▸ **What you should do**: Review the material and extract every line in which the word "continue" occurs.

━━━━━ Material for this exercise ━━━━━

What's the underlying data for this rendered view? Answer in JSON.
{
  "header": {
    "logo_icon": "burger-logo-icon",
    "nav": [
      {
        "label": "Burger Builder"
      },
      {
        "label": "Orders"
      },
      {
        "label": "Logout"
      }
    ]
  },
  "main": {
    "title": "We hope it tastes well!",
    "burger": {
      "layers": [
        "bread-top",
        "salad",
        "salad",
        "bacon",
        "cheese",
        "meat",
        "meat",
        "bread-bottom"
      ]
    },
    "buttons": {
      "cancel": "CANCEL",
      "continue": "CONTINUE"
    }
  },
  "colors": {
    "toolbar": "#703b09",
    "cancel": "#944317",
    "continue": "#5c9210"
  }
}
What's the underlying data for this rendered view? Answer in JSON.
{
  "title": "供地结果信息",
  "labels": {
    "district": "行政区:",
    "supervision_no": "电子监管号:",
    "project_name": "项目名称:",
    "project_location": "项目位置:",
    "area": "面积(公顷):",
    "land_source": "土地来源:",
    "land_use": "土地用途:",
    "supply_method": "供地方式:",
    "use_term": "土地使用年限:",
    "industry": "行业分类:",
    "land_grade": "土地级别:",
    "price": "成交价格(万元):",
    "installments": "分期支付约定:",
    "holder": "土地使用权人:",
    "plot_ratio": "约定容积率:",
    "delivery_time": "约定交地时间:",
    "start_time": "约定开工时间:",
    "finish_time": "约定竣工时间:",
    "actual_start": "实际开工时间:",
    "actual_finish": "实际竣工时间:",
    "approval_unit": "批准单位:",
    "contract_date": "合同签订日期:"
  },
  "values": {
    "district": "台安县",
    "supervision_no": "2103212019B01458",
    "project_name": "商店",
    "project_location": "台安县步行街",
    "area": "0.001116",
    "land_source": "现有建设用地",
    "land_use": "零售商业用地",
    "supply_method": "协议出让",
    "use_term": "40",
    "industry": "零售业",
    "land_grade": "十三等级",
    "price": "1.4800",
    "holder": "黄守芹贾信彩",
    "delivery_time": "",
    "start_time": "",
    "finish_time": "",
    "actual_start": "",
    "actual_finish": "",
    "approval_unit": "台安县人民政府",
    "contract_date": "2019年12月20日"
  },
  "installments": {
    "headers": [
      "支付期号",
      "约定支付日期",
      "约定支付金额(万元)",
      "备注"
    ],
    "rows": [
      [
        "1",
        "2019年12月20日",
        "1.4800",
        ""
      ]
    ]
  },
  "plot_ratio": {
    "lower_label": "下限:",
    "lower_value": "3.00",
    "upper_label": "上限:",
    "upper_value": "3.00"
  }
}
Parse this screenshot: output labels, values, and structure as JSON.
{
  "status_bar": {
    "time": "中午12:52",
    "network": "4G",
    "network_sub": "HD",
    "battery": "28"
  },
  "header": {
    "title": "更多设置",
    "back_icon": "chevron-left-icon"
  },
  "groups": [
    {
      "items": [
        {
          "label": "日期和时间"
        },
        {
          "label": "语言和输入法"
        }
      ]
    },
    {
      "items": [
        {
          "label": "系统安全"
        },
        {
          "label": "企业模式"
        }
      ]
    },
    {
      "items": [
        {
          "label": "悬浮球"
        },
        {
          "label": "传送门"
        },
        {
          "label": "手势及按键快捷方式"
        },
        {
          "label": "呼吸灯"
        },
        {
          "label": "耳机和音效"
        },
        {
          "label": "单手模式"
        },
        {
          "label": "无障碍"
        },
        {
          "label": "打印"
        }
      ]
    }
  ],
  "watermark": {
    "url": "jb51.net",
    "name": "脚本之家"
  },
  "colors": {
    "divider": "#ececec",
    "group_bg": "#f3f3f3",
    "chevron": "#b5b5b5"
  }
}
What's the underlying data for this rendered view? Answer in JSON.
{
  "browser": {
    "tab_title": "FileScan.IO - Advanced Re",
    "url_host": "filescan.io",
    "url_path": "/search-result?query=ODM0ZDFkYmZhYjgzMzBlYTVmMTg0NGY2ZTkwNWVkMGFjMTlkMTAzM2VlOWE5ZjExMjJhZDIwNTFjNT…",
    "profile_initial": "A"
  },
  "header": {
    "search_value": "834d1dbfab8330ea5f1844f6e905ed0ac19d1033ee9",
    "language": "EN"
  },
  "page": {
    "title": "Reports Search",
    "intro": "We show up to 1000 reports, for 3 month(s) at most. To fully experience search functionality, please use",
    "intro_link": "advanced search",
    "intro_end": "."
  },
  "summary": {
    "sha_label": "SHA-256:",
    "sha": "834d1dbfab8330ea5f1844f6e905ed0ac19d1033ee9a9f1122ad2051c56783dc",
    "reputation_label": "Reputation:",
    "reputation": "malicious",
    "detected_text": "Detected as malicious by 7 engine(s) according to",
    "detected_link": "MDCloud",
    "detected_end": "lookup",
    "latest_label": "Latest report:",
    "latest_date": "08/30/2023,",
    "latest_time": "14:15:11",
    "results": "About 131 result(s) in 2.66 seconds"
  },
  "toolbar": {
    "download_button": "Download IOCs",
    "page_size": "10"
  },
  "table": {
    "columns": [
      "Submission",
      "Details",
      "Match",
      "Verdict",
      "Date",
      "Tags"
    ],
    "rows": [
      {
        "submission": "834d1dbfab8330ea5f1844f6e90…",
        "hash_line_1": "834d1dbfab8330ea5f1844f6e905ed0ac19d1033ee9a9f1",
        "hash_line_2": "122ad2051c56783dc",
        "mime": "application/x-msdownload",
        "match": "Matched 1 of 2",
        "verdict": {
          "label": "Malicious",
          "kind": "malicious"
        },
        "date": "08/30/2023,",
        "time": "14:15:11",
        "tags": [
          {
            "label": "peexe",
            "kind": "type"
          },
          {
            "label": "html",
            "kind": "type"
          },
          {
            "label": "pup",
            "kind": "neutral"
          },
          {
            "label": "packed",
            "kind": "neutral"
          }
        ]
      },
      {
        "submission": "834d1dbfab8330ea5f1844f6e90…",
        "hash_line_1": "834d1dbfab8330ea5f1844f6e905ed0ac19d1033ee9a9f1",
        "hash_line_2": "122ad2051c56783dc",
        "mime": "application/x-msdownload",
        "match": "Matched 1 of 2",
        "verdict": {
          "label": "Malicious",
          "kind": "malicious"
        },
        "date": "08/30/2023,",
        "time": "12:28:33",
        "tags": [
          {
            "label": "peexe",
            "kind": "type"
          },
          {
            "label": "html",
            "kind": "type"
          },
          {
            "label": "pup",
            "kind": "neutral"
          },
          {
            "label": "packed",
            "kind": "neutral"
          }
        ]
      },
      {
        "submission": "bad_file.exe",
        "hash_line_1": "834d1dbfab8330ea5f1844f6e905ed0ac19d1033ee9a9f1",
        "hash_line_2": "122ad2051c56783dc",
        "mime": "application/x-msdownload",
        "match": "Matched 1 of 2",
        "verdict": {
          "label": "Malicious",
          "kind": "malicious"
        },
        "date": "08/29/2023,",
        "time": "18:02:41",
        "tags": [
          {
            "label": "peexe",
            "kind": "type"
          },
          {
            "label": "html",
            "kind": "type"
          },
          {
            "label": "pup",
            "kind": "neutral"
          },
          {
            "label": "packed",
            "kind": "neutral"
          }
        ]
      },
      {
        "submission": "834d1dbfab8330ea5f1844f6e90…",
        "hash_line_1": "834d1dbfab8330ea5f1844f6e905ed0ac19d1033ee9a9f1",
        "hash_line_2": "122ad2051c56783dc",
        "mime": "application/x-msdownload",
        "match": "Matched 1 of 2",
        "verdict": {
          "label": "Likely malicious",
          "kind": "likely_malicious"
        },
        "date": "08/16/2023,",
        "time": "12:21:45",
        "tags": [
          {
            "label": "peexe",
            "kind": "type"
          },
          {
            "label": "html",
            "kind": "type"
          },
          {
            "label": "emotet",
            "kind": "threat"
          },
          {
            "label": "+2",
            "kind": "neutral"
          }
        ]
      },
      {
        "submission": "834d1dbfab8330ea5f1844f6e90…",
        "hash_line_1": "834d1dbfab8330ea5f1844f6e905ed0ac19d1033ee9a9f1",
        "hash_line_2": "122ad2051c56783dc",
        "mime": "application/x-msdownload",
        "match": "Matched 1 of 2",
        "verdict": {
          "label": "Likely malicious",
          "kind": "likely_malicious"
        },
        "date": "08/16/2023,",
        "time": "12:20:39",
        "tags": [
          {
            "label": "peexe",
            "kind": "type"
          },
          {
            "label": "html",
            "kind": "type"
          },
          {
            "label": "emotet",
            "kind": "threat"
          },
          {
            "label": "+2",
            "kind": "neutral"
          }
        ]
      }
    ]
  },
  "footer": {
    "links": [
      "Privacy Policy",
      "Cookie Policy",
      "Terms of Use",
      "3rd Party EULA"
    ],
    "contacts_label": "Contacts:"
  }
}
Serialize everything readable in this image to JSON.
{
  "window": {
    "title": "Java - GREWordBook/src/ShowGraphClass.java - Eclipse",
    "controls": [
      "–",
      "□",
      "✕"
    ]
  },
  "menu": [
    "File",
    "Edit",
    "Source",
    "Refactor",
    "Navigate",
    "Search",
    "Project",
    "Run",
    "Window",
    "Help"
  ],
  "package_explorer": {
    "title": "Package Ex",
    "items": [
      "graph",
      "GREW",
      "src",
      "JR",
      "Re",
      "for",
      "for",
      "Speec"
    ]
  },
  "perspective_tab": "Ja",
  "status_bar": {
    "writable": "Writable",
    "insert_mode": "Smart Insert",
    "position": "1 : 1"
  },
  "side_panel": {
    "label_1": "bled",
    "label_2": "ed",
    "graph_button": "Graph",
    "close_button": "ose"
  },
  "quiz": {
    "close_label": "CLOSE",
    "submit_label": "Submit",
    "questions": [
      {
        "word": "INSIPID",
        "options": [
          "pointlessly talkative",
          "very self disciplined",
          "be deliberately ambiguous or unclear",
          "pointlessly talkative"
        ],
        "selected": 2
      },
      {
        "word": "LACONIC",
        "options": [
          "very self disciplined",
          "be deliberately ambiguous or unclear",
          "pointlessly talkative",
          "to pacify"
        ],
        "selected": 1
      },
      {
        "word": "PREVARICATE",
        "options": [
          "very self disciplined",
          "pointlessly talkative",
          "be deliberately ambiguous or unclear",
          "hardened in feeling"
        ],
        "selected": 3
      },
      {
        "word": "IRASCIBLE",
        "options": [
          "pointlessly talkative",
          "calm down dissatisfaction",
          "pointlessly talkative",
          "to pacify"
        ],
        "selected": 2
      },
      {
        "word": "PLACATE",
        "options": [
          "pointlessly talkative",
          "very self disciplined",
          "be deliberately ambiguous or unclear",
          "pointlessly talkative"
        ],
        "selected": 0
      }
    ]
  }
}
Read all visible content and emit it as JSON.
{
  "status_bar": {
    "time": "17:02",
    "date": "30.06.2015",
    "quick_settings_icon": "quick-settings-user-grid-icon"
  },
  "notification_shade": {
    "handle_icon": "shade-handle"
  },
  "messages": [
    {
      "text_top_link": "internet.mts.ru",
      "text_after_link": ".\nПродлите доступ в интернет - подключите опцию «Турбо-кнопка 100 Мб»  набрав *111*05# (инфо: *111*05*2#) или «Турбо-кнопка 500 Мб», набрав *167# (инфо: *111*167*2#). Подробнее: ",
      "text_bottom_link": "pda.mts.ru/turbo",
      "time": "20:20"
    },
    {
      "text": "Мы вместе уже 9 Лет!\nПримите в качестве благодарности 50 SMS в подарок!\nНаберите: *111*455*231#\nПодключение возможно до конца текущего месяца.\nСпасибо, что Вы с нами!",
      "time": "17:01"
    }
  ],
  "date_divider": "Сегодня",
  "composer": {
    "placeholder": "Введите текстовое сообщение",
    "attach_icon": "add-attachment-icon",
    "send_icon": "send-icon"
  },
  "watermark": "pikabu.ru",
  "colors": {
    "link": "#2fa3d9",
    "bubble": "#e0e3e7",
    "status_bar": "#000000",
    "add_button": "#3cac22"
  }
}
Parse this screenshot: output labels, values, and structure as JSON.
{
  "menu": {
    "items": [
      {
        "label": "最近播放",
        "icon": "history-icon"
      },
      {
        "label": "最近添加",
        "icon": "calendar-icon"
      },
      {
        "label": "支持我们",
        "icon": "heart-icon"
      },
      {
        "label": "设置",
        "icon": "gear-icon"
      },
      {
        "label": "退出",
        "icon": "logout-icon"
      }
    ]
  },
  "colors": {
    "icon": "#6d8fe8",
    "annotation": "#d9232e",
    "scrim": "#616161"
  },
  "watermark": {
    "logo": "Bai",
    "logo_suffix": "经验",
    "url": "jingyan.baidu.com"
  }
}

━━━━━

▸ **Written answer**:
      "continue": "CONTINUE"
    "continue": "#5c9210"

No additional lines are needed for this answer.